Work order: For every record that follows, write out the text exactly and omit the picture, if one is present.
*** Block opens ***
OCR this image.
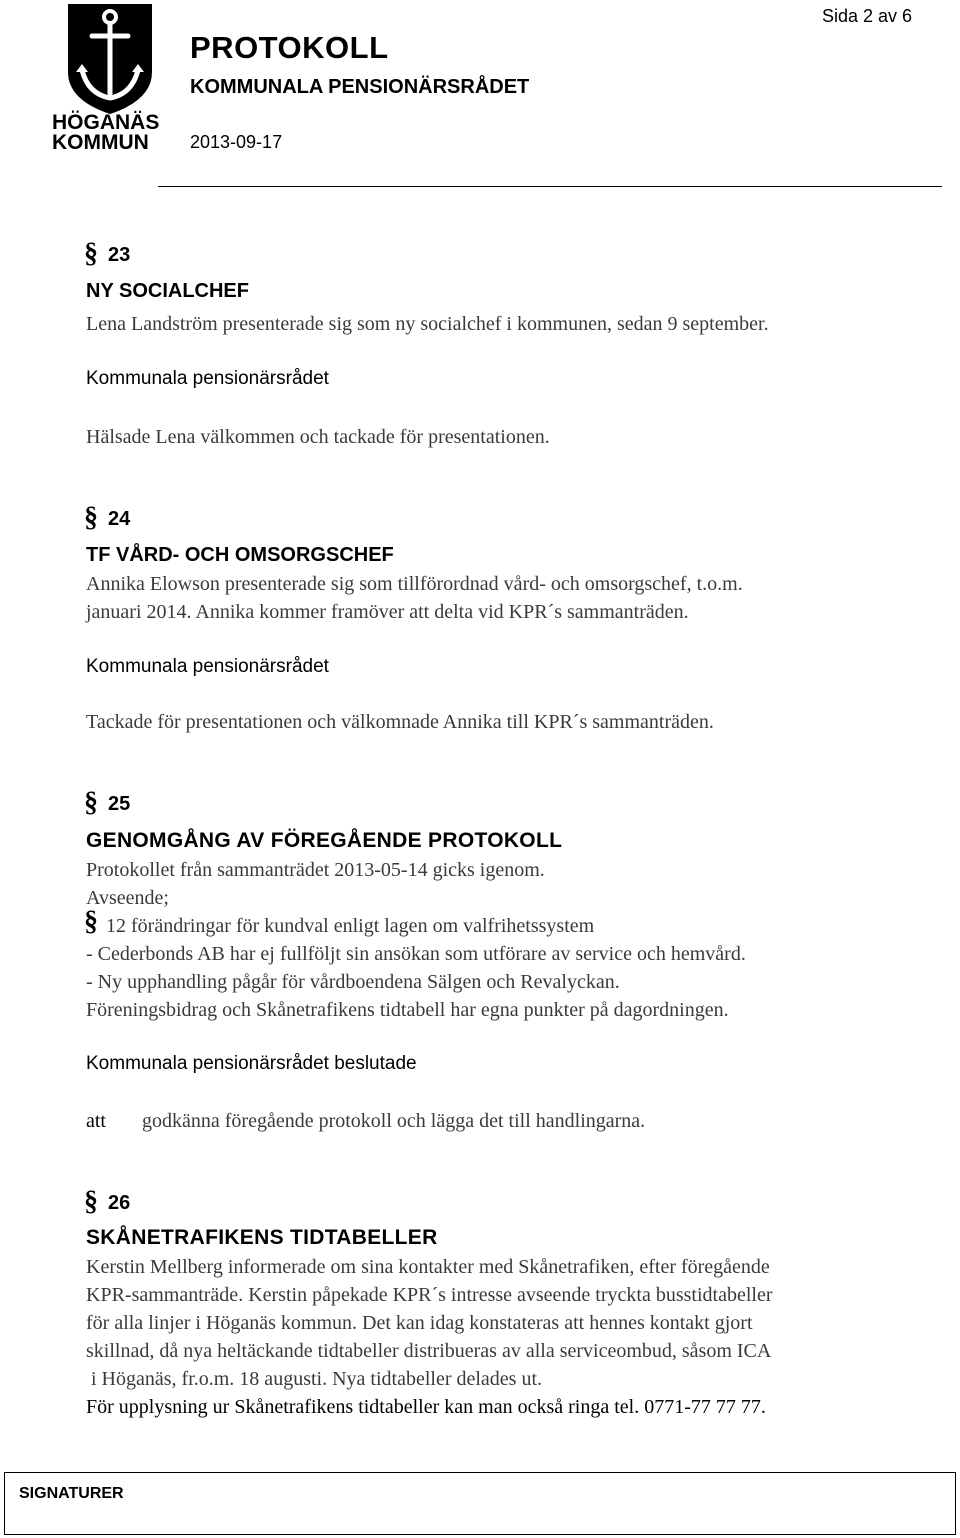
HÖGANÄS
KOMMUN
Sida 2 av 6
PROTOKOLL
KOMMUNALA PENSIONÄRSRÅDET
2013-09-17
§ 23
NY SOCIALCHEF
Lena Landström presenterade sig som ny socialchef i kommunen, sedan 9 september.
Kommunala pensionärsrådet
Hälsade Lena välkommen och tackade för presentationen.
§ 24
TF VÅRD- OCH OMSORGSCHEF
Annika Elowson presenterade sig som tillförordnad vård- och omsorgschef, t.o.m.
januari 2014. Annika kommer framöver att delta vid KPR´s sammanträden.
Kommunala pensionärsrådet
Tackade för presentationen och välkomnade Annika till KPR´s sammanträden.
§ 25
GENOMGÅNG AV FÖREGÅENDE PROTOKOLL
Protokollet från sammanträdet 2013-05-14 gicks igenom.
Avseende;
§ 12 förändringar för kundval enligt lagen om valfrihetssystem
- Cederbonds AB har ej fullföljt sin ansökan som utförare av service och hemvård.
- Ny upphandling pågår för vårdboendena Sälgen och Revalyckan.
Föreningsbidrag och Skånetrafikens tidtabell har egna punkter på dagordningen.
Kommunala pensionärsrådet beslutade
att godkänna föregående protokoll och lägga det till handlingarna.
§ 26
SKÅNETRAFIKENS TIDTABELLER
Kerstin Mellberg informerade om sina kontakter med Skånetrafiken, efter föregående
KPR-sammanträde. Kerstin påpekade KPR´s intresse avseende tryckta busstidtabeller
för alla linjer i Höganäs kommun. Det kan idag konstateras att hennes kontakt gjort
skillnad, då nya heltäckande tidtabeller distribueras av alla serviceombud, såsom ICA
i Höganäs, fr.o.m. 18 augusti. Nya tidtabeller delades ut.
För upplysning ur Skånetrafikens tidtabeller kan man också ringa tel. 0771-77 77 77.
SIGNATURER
*** Block closes ***
Task answer:
OCR this image.
HÖGANÄS
KOMMUN
Sida 2 av 6
PROTOKOLL
KOMMUNALA PENSIONÄRSRÅDET
2013-09-17
§ 23
NY SOCIALCHEF
Lena Landström presenterade sig som ny socialchef i kommunen, sedan 9 september.
Kommunala pensionärsrådet
Hälsade Lena välkommen och tackade för presentationen.
§ 24
TF VÅRD- OCH OMSORGSCHEF
Annika Elowson presenterade sig som tillförordnad vård- och omsorgschef, t.o.m.
januari 2014. Annika kommer framöver att delta vid KPR´s sammanträden.
Kommunala pensionärsrådet
Tackade för presentationen och välkomnade Annika till KPR´s sammanträden.
§ 25
GENOMGÅNG AV FÖREGÅENDE PROTOKOLL
Protokollet från sammanträdet 2013-05-14 gicks igenom.
Avseende;
§ 12 förändringar för kundval enligt lagen om valfrihetssystem
- Cederbonds AB har ej fullföljt sin ansökan som utförare av service och hemvård.
- Ny upphandling pågår för vårdboendena Sälgen och Revalyckan.
Föreningsbidrag och Skånetrafikens tidtabell har egna punkter på dagordningen.
Kommunala pensionärsrådet beslutade
att godkänna föregående protokoll och lägga det till handlingarna.
§ 26
SKÅNETRAFIKENS TIDTABELLER
Kerstin Mellberg informerade om sina kontakter med Skånetrafiken, efter föregående
KPR-sammanträde. Kerstin påpekade KPR´s intresse avseende tryckta busstidtabeller
för alla linjer i Höganäs kommun. Det kan idag konstateras att hennes kontakt gjort
skillnad, då nya heltäckande tidtabeller distribueras av alla serviceombud, såsom ICA
i Höganäs, fr.o.m. 18 augusti. Nya tidtabeller delades ut.
För upplysning ur Skånetrafikens tidtabeller kan man också ringa tel. 0771-77 77 77.
SIGNATURER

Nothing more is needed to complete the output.